* [TASK TO CARRY OUT]
Write out each line from the data below that includes the word "Risk".

* [ENTRIES SUPPLIED]

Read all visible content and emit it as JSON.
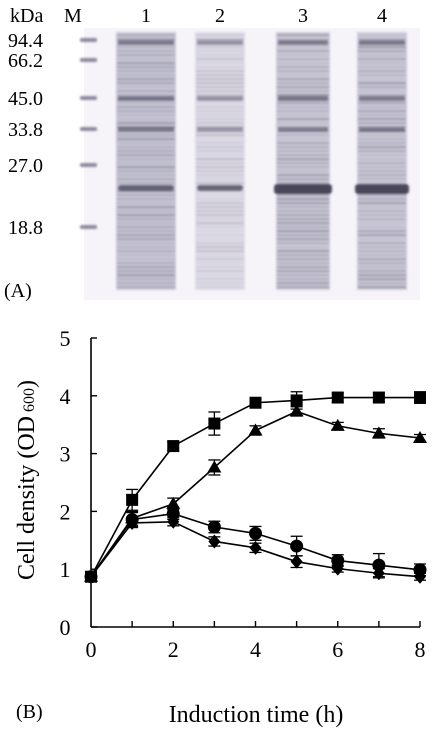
{
  "panel_a": {
    "panel_label": "(A)",
    "unit_header": "kDa",
    "marker_lane_label": "M",
    "lanes": [
      "1",
      "2",
      "3",
      "4"
    ],
    "markers": [
      "94.4",
      "66.2",
      "45.0",
      "33.8",
      "27.0",
      "18.8"
    ]
  },
  "panel_b": {
    "panel_label": "(B)"
  },
  "chart_data": {
    "type": "line",
    "title": "",
    "xlabel": "Induction time (h)",
    "ylabel_main": "Cell density (OD",
    "ylabel_sub": "600",
    "ylabel_close": ")",
    "xlim": [
      0,
      8
    ],
    "ylim": [
      0,
      5
    ],
    "xticks": [
      "0",
      "2",
      "4",
      "6",
      "8"
    ],
    "yticks": [
      "0",
      "1",
      "2",
      "3",
      "4",
      "5"
    ],
    "x": [
      0,
      1,
      2,
      3,
      4,
      5,
      6,
      7,
      8
    ],
    "series": [
      {
        "marker": "square",
        "values": [
          0.87,
          2.2,
          3.13,
          3.52,
          3.88,
          3.92,
          3.97,
          3.97,
          3.97
        ],
        "errors": [
          0.05,
          0.18,
          0.08,
          0.2,
          0.08,
          0.15,
          0.08,
          0.08,
          0.1
        ]
      },
      {
        "marker": "triangle",
        "values": [
          0.87,
          1.88,
          2.13,
          2.76,
          3.4,
          3.73,
          3.48,
          3.35,
          3.27
        ],
        "errors": [
          0.05,
          0.12,
          0.1,
          0.13,
          0.08,
          0.08,
          0.06,
          0.08,
          0.06
        ]
      },
      {
        "marker": "circle",
        "values": [
          0.87,
          1.86,
          1.96,
          1.73,
          1.62,
          1.4,
          1.15,
          1.07,
          0.99
        ],
        "errors": [
          0.05,
          0.12,
          0.1,
          0.1,
          0.12,
          0.17,
          0.1,
          0.2,
          0.1
        ]
      },
      {
        "marker": "diamond",
        "values": [
          0.87,
          1.8,
          1.82,
          1.48,
          1.37,
          1.13,
          1.01,
          0.93,
          0.87
        ],
        "errors": [
          0.05,
          0.08,
          0.07,
          0.08,
          0.08,
          0.1,
          0.06,
          0.08,
          0.06
        ]
      }
    ]
  }
}
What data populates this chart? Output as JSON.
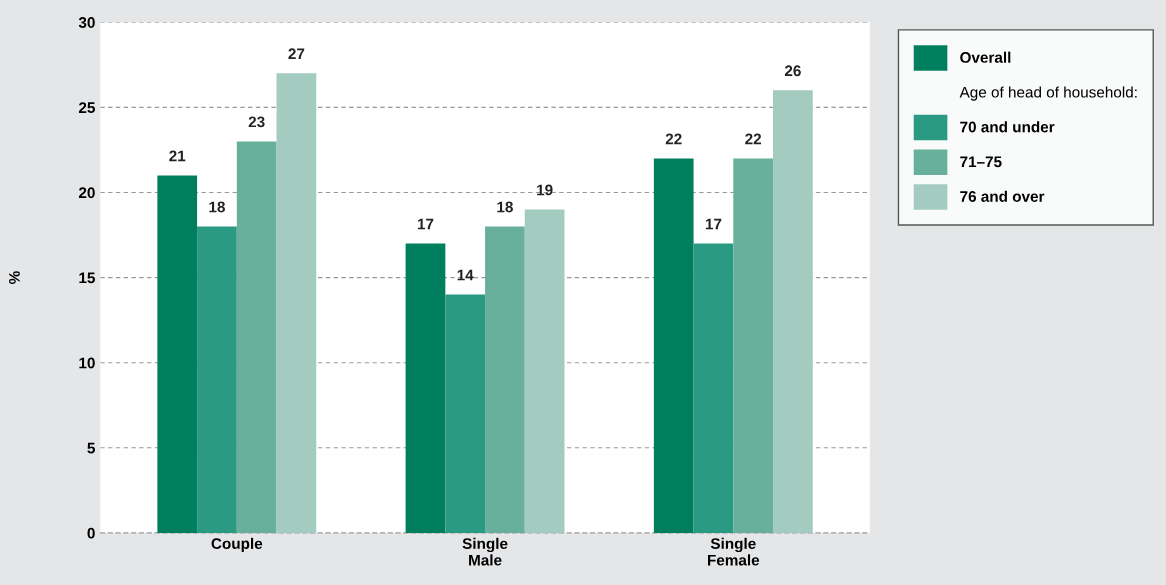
{
  "chart_data": {
    "type": "bar",
    "ylabel": "%",
    "categories": [
      "Couple",
      "Single\nMale",
      "Single\nFemale"
    ],
    "series": [
      {
        "name": "Overall",
        "color": "#007f5f",
        "values": [
          21,
          17,
          22
        ]
      },
      {
        "name": "70 and under",
        "color": "#2a9a83",
        "values": [
          18,
          14,
          17
        ]
      },
      {
        "name": "71–75",
        "color": "#69b09c",
        "values": [
          23,
          18,
          22
        ]
      },
      {
        "name": "76 and over",
        "color": "#a3cbbf",
        "values": [
          27,
          19,
          26
        ]
      }
    ],
    "legend_title": "Age of head of household:",
    "ylim": [
      0,
      30
    ],
    "yticks": [
      0,
      5,
      10,
      15,
      20,
      25,
      30
    ],
    "grid": "y",
    "legend": "top right",
    "data_labels": true
  }
}
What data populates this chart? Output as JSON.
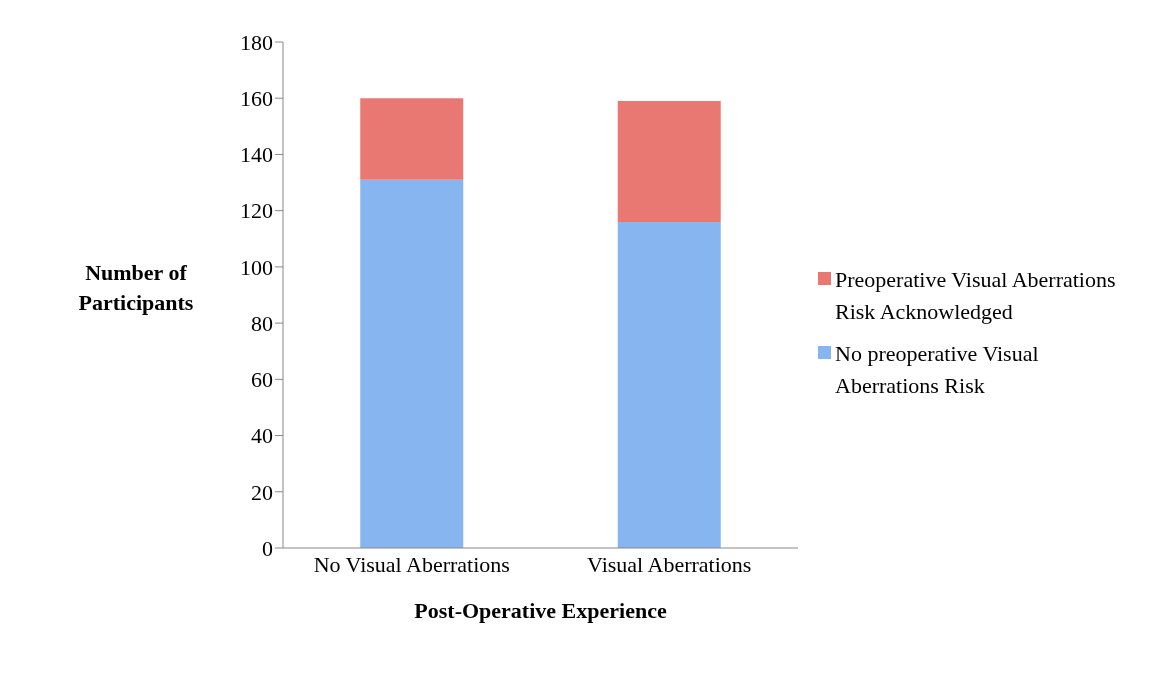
{
  "chart_data": {
    "type": "bar",
    "stacked": true,
    "xlabel": "Post-Operative Experience",
    "ylabel": "Number of Participants",
    "categories": [
      "No Visual Aberrations",
      "Visual Aberrations"
    ],
    "series": [
      {
        "name": "No preoperative Visual Aberrations Risk",
        "color": "#86b5f0",
        "values": [
          131,
          116
        ]
      },
      {
        "name": "Preoperative Visual Aberrations Risk Acknowledged",
        "color": "#e97872",
        "values": [
          29,
          43
        ]
      }
    ],
    "ylim": [
      0,
      180
    ],
    "yticks": [
      0,
      20,
      40,
      60,
      80,
      100,
      120,
      140,
      160,
      180
    ],
    "grid": false,
    "legend": "right"
  }
}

* [EXERCISE RESULT]
        "name": "No preoperative Visual Aberrations Risk",
        "name": "Preoperative Visual Aberrations Risk Acknowledged",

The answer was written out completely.